Written task –
Repeat the following lines exactly and nothing else: the line containing "Decode this image" and each line after it through the end of the listing.

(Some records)
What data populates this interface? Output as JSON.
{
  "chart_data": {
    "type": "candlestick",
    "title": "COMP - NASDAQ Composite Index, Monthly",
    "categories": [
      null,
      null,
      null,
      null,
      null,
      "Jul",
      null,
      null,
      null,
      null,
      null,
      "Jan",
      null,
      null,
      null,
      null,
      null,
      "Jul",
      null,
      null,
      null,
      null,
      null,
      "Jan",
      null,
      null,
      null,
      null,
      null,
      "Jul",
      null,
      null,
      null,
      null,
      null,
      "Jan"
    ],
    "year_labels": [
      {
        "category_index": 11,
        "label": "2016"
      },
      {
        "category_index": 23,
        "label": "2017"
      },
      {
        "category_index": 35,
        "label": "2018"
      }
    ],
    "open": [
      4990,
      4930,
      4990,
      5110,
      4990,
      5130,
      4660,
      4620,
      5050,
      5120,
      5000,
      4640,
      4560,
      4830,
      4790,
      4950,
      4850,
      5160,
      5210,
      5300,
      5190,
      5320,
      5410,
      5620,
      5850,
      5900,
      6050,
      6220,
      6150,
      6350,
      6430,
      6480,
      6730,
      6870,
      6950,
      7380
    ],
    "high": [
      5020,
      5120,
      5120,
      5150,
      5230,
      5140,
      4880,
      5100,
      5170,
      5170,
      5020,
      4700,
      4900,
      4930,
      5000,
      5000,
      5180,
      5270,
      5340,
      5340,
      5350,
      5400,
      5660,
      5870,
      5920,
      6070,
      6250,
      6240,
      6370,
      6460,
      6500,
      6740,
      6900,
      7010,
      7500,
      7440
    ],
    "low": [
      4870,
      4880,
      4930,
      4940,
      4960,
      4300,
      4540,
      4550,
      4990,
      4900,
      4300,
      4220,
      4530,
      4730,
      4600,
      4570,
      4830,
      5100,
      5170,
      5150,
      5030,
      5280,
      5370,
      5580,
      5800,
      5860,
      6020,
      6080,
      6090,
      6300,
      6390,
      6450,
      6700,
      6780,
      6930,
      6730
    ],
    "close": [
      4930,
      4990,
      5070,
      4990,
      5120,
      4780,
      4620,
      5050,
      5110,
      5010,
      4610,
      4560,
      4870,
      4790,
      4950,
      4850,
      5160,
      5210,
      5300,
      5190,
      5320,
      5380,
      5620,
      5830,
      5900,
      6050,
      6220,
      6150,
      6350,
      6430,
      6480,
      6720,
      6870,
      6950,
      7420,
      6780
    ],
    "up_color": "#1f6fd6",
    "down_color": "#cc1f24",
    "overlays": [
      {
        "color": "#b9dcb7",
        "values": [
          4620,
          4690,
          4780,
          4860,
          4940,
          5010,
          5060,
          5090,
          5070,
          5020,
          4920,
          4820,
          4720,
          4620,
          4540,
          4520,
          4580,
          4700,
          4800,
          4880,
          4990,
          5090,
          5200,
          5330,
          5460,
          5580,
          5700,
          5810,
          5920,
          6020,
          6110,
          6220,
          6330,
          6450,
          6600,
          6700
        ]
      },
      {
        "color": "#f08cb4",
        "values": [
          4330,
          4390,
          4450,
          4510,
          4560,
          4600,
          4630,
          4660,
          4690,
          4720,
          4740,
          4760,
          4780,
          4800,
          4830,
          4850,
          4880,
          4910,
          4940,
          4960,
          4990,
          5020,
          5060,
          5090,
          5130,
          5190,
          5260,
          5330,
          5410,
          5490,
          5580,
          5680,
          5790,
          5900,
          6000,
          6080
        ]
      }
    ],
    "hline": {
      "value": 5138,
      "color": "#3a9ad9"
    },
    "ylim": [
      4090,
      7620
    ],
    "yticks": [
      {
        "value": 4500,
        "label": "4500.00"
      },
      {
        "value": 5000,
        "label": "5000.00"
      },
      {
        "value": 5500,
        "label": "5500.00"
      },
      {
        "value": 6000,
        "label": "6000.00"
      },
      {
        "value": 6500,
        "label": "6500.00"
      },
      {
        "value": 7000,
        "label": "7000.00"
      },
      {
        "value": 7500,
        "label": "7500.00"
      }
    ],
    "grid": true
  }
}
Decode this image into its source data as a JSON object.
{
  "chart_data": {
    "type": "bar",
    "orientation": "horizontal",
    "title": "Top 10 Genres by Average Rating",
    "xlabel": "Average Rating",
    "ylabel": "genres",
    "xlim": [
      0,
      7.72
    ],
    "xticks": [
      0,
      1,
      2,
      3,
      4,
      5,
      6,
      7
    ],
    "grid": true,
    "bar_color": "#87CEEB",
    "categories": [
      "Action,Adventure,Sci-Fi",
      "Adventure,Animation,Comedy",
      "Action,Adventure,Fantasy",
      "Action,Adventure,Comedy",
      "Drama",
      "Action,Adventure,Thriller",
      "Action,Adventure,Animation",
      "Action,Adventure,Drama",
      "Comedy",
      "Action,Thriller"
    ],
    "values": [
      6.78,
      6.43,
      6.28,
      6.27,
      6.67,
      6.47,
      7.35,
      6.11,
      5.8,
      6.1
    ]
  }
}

Expected output –
Decode this image into its source data as a JSON object.
{
  "chart_data": {
    "type": "bar",
    "orientation": "horizontal",
    "title": "Top 10 Genres by Average Rating",
    "xlabel": "Average Rating",
    "ylabel": "genres",
    "xlim": [
      0,
      7.72
    ],
    "xticks": [
      0,
      1,
      2,
      3,
      4,
      5,
      6,
      7
    ],
    "grid": true,
    "bar_color": "#87CEEB",
    "categories": [
      "Action,Adventure,Sci-Fi",
      "Adventure,Animation,Comedy",
      "Action,Adventure,Fantasy",
      "Action,Adventure,Comedy",
      "Drama",
      "Action,Adventure,Thriller",
      "Action,Adventure,Animation",
      "Action,Adventure,Drama",
      "Comedy",
      "Action,Thriller"
    ],
    "values": [
      6.78,
      6.43,
      6.28,
      6.27,
      6.67,
      6.47,
      7.35,
      6.11,
      5.8,
      6.1
    ]
  }
}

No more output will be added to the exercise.